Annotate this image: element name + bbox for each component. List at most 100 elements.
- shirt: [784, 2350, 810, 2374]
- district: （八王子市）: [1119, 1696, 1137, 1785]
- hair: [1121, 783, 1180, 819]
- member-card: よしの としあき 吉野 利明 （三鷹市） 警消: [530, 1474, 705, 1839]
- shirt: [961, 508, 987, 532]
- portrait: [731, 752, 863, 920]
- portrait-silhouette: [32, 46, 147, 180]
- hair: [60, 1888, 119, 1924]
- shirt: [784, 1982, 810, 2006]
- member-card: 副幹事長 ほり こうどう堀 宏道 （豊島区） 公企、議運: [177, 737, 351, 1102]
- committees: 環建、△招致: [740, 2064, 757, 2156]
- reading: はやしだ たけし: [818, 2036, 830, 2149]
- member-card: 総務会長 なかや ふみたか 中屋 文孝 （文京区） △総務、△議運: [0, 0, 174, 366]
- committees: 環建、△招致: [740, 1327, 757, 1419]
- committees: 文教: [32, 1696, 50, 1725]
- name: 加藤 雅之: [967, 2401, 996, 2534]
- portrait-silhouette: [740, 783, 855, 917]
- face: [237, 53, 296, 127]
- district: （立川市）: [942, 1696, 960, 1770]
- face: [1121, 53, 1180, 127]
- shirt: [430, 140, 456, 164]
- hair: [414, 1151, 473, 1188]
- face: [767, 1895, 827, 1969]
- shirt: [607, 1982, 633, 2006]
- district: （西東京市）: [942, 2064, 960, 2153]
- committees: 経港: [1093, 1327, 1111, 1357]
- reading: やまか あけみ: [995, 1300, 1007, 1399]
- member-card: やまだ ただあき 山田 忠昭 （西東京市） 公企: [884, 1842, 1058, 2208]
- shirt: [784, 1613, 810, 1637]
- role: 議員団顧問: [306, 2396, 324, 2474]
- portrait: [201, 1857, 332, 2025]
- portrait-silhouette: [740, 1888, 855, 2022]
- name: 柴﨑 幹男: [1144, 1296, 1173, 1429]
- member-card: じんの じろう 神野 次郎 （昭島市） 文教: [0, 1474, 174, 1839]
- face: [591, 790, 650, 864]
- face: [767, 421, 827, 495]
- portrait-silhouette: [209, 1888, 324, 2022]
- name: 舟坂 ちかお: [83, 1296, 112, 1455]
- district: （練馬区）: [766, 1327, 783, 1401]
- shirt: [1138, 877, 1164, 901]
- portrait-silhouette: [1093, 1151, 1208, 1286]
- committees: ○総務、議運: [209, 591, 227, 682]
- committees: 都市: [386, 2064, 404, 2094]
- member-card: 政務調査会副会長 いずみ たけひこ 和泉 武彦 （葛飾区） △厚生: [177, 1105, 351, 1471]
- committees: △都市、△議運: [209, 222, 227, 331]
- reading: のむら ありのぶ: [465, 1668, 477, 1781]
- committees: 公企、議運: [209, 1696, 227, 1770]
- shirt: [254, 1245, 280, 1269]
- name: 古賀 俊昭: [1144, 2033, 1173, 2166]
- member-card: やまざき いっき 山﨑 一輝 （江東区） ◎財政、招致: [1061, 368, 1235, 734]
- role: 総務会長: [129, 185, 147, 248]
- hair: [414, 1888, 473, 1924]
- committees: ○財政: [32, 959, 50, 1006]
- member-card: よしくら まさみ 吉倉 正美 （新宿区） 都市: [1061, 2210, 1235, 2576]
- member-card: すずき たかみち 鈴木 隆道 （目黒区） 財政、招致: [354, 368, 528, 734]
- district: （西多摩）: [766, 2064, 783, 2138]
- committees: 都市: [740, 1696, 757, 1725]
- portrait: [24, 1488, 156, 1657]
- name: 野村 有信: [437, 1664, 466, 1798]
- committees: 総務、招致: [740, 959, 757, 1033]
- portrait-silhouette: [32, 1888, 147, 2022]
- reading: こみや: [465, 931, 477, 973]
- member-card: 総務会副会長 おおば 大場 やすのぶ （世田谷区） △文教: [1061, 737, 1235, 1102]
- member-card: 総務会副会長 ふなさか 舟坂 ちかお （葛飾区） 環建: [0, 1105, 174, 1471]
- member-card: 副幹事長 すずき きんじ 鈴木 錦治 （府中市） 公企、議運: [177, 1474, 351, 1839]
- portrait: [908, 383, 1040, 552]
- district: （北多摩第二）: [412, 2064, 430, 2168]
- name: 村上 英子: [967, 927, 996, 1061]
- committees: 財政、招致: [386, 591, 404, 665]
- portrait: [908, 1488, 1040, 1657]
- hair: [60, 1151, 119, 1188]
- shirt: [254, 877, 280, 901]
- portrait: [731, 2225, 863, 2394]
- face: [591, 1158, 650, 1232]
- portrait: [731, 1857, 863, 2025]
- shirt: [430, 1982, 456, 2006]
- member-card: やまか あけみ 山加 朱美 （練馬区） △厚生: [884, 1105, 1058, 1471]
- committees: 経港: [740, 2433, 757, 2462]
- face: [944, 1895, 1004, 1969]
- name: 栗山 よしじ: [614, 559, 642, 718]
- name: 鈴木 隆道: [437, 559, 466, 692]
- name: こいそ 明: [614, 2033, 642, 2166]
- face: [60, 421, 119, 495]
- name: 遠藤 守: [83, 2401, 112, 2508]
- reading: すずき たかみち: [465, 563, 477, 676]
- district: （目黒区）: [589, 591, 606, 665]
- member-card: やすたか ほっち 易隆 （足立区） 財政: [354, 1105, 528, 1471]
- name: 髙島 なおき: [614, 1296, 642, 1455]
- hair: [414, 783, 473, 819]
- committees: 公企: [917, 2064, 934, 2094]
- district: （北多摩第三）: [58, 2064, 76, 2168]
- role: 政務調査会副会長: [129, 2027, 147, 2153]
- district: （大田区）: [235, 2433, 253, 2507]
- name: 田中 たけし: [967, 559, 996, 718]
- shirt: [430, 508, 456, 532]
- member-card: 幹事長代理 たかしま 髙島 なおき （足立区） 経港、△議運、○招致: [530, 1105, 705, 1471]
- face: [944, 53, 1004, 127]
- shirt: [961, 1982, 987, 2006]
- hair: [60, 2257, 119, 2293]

Challenge:
Reproduce every line of the material above without changing anything.

Answer to the problem:
Annotate this image: element name + bbox for each component. List at most 100 elements.
- shirt: [784, 2350, 810, 2374]
- district: （八王子市）: [1119, 1696, 1137, 1785]
- hair: [1121, 783, 1180, 819]
- member-card: よしの としあき 吉野 利明 （三鷹市） 警消: [530, 1474, 705, 1839]
- shirt: [961, 508, 987, 532]
- portrait: [731, 752, 863, 920]
- portrait-silhouette: [32, 46, 147, 180]
- hair: [60, 1888, 119, 1924]
- shirt: [784, 1982, 810, 2006]
- member-card: 副幹事長 ほり こうどう堀 宏道 （豊島区） 公企、議運: [177, 737, 351, 1102]
- committees: 環建、△招致: [740, 2064, 757, 2156]
- reading: はやしだ たけし: [818, 2036, 830, 2149]
- member-card: 総務会長 なかや ふみたか 中屋 文孝 （文京区） △総務、△議運: [0, 0, 174, 366]
- committees: 環建、△招致: [740, 1327, 757, 1419]
- committees: 文教: [32, 1696, 50, 1725]
- name: 加藤 雅之: [967, 2401, 996, 2534]
- portrait-silhouette: [740, 783, 855, 917]
- face: [237, 53, 296, 127]
- district: （立川市）: [942, 1696, 960, 1770]
- face: [1121, 53, 1180, 127]
- shirt: [430, 140, 456, 164]
- hair: [414, 1151, 473, 1188]
- face: [767, 1895, 827, 1969]
- shirt: [607, 1982, 633, 2006]
- district: （西東京市）: [942, 2064, 960, 2153]
- committees: 経港: [1093, 1327, 1111, 1357]
- reading: やまか あけみ: [995, 1300, 1007, 1399]
- member-card: やまだ ただあき 山田 忠昭 （西東京市） 公企: [884, 1842, 1058, 2208]
- shirt: [784, 1613, 810, 1637]
- role: 議員団顧問: [306, 2396, 324, 2474]
- portrait: [201, 1857, 332, 2025]
- portrait-silhouette: [740, 1888, 855, 2022]
- name: 柴﨑 幹男: [1144, 1296, 1173, 1429]
- member-card: じんの じろう 神野 次郎 （昭島市） 文教: [0, 1474, 174, 1839]
- face: [591, 790, 650, 864]
- face: [767, 421, 827, 495]
- portrait-silhouette: [209, 1888, 324, 2022]
- name: 舟坂 ちかお: [83, 1296, 112, 1455]
- district: （練馬区）: [766, 1327, 783, 1401]
- shirt: [1138, 877, 1164, 901]
- portrait-silhouette: [1093, 1151, 1208, 1286]
- committees: ○総務、議運: [209, 591, 227, 682]
- committees: 都市: [386, 2064, 404, 2094]
- member-card: 政務調査会副会長 いずみ たけひこ 和泉 武彦 （葛飾区） △厚生: [177, 1105, 351, 1471]
- committees: △都市、△議運: [209, 222, 227, 331]
- reading: のむら ありのぶ: [465, 1668, 477, 1781]
- committees: 公企、議運: [209, 1696, 227, 1770]
- shirt: [254, 1245, 280, 1269]
- name: 古賀 俊昭: [1144, 2033, 1173, 2166]
- member-card: やまざき いっき 山﨑 一輝 （江東区） ◎財政、招致: [1061, 368, 1235, 734]
- role: 総務会長: [129, 185, 147, 248]
- hair: [414, 1888, 473, 1924]
- committees: ○財政: [32, 959, 50, 1006]
- member-card: よしくら まさみ 吉倉 正美 （新宿区） 都市: [1061, 2210, 1235, 2576]
- member-card: すずき たかみち 鈴木 隆道 （目黒区） 財政、招致: [354, 368, 528, 734]
- district: （西多摩）: [766, 2064, 783, 2138]
- committees: 都市: [740, 1696, 757, 1725]
- portrait: [24, 1488, 156, 1657]
- name: 野村 有信: [437, 1664, 466, 1798]
- committees: 総務、招致: [740, 959, 757, 1033]
- portrait-silhouette: [32, 1888, 147, 2022]
- reading: こみや: [465, 931, 477, 973]
- member-card: 総務会副会長 おおば 大場 やすのぶ （世田谷区） △文教: [1061, 737, 1235, 1102]
- member-card: 総務会副会長 ふなさか 舟坂 ちかお （葛飾区） 環建: [0, 1105, 174, 1471]
- member-card: 副幹事長 すずき きんじ 鈴木 錦治 （府中市） 公企、議運: [177, 1474, 351, 1839]
- portrait: [908, 383, 1040, 552]
- district: （北多摩第二）: [412, 2064, 430, 2168]
- name: 村上 英子: [967, 927, 996, 1061]
- committees: 財政、招致: [386, 591, 404, 665]
- portrait: [908, 1488, 1040, 1657]
- hair: [60, 1151, 119, 1188]
- shirt: [254, 877, 280, 901]
- portrait: [731, 2225, 863, 2394]
- face: [591, 1158, 650, 1232]
- portrait: [731, 1857, 863, 2025]
- shirt: [430, 1982, 456, 2006]
- member-card: やまか あけみ 山加 朱美 （練馬区） △厚生: [884, 1105, 1058, 1471]
- committees: 経港: [740, 2433, 757, 2462]
- face: [944, 1895, 1004, 1969]
- name: 栗山 よしじ: [614, 559, 642, 718]
- name: 鈴木 隆道: [437, 559, 466, 692]
- name: こいそ 明: [614, 2033, 642, 2166]
- face: [60, 421, 119, 495]
- name: 遠藤 守: [83, 2401, 112, 2508]
- reading: すずき たかみち: [465, 563, 477, 676]
- district: （目黒区）: [589, 591, 606, 665]
- member-card: やすたか ほっち 易隆 （足立区） 財政: [354, 1105, 528, 1471]
- name: 髙島 なおき: [614, 1296, 642, 1455]
- hair: [414, 783, 473, 819]
- committees: 公企: [917, 2064, 934, 2094]
- district: （北多摩第三）: [58, 2064, 76, 2168]
- role: 政務調査会副会長: [129, 2027, 147, 2153]
- district: （大田区）: [235, 2433, 253, 2507]
- name: 田中 たけし: [967, 559, 996, 718]
- shirt: [430, 508, 456, 532]
- member-card: 幹事長代理 たかしま 髙島 なおき （足立区） 経港、△議運、○招致: [530, 1105, 705, 1471]
- face: [944, 53, 1004, 127]
- shirt: [961, 1982, 987, 2006]
- hair: [60, 2257, 119, 2293]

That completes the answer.